**Yapılacak iş:**
Gösterilen metne göre, akraba ziyaretinden dönen 34 genç Otuz Üç'ten kaç yıl sonra bombalarla katledildi?

Destansı bir dille kaleme alınan şiir, resmi tarihin yüz kızartıcı bir katliamının tarihin hafızasına kazınmasıdır aslında. Resmi tarih yazıcılar bu katliamdan bir devlet başarısı, Kürtlere nizam verme operasyonu edasıyla bahsetseler de Otuz Üç Kurşun, tüm şiirsel görkemi ile gerçeği hatırlatmak için oradadır. Şaire, onur ve güzellik kalmıştır, bize direnci göstermiştir, aşk için yaşanılır, yaşatılır demiştir. Vicdandan zerre nasip almamış efendiler: Dizeler demirden daha güçlü ve kudretlidir.
“ baktı otuzüçten biri
karnında açlığın ağır boşluğu
(…)
baktı kolları vurulu,
cehennem yürekli bir yiğit”
Otuz üç’ten tam 68 yıl sonra yine pasaporta sığınmamış ve ısınmamış 34 genç akraba ziyareti dönüşünde Muğlalı’nın milenyum ve modern yüzleri tarafından bombalarla katledildiler.
Pişkin kalemler tarafından her zaman olduğu gibi katliam sıradanlaştırılıp unutturulmaya çalışılsa da bu kez toplumsal direnç izin vermedi buna; başarısız oldular. Diğer yandan o eski ‘ben’ artık bildiğiniz ben değildi.
Duvarları yıkan ve kendi kökleriyle büyüyen bir nesil var! “Her giya li ser koka xwe şîn dibe”[2]. Günümüz şairi tatlı suların güvenli kollarında isim sivriltirken çağının en trajik olaylarına gözlerini kapatıyor ne yazık ki... Tarihi kanla yazanlardan, döktükleri kanla övünenlerden ne beklenir sevgili şairim! ‘Seksen doksan yüz…’ kuşağının güzide, toplumcu, devrimci, şovenist/İslamcı şairimsileri artık masalarda satacak anılarınız da kalmadı, en iyisi siz dükkânı kapatıp kendi çöplüğünüze dönmelisiniz.
Bir türlü kıramadığınız, aşamadığınız, köhne köklerinize dönün, ötekinin sesini duymak ve ses vermek yürek işçilerinin işidir, unutursak kalbimiz kurusun.
Bir tuğlanın üstüne bir tuğla koyamadığınızdan utanç duymadığınızı anılarınızdan çıkarabiliriz, katır bilincinizi sürekli dışavurarak toplumsal kıyımlara, katliamlara nasıl baktığınızı gösterdiniz: Susmak taraf olmak değil midir? Arifim, sevgili şairim sendeki yürek herkeste hiç olur mu? Yürek işçisi olmak masalarda anı satmaya benzemez ki! Yürek işçiliğinin ağır bir bedeli vardır, durun kulağınıza fısıldayayım diyetini: bir ömür huzursuzluk ve mutsuzluktur. Etrafı kan gölüne çevirenlerin değirmenine kan taşıyanlar, sizi de unutmadık, unutturmayacağız.

**Veri alıntıları:**
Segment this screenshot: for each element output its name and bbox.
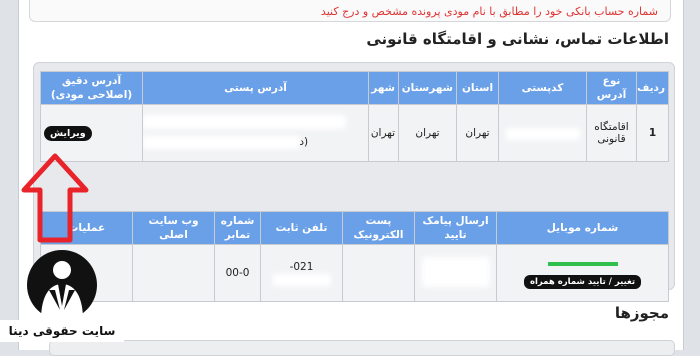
col-header: شهر [368, 70, 399, 106]
col-header: نوع آدرس [586, 70, 637, 106]
permits-title: مجوزها [614, 304, 669, 322]
website-value [132, 244, 215, 303]
table-row: 1 اقامتگاه قانونی تهران تهران تهران (د و… [40, 104, 669, 163]
edit-button[interactable]: ویرایش [44, 125, 92, 141]
lawyer-silhouette-icon [27, 250, 97, 320]
col-header: آدرس دقیق (اصلاحی مودی) [40, 70, 143, 106]
mobile-cell: تغییر / تایید شماره همراه [496, 244, 669, 303]
col-header: ارسال پیامک تایید [414, 210, 497, 246]
city-value: تهران [368, 104, 399, 163]
table-row: تغییر / تایید شماره همراه 021- 00-0 [40, 244, 669, 303]
row-index: 1 [636, 104, 669, 163]
postal-code-redacted [498, 104, 587, 163]
contact-table-header-row: شماره موبایل ارسال پیامک تایید پست الکتر… [40, 210, 669, 246]
fax-value: 00-0 [214, 244, 261, 303]
col-header: استان [456, 70, 499, 106]
county-value: تهران [398, 104, 457, 163]
col-header: آدرس پستی [142, 70, 369, 106]
col-header: کدپستی [498, 70, 587, 106]
postal-address-tail: (د [299, 135, 309, 148]
col-header: شماره موبایل [496, 210, 669, 246]
phone-cell: 021- [260, 244, 343, 303]
col-header: شهرستان [398, 70, 457, 106]
section-title: اطلاعات تماس، نشانی و اقامتگاه قانونی [366, 30, 669, 48]
address-table-header-row: ردیف نوع آدرس کدپستی استان شهرستان شهر آ… [40, 70, 669, 106]
permits-panel [49, 340, 675, 356]
province-value: تهران [456, 104, 499, 163]
col-header: تلفن ثابت [260, 210, 343, 246]
contact-table: شماره موبایل ارسال پیامک تایید پست الکتر… [40, 210, 669, 303]
email-value [342, 244, 415, 303]
arrow-up-icon [21, 153, 89, 243]
postal-address-redacted: (د [142, 104, 369, 163]
phone-value: 021- [289, 261, 314, 274]
address-table: ردیف نوع آدرس کدپستی استان شهرستان شهر آ… [40, 70, 669, 163]
sms-confirm-redacted [414, 244, 497, 303]
col-header: پست الکترونیک [342, 210, 415, 246]
notice-text: شماره حساب بانکی خود را مطابق با نام مود… [320, 5, 658, 18]
mobile-verified-bar [547, 262, 618, 267]
site-logo: سایت حقوقی دینا [0, 244, 132, 344]
change-mobile-button[interactable]: تغییر / تایید شماره همراه [523, 275, 642, 290]
address-type: اقامتگاه قانونی [586, 104, 637, 163]
col-header: ردیف [636, 70, 669, 106]
col-header: وب سایت اصلی [132, 210, 215, 246]
col-header: شماره تمابر [214, 210, 261, 246]
logo-caption: سایت حقوقی دینا [0, 320, 124, 342]
notice-box: شماره حساب بانکی خود را مطابق با نام مود… [29, 0, 671, 22]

**Tam çıktı:**
Tam 68 yıl sonra.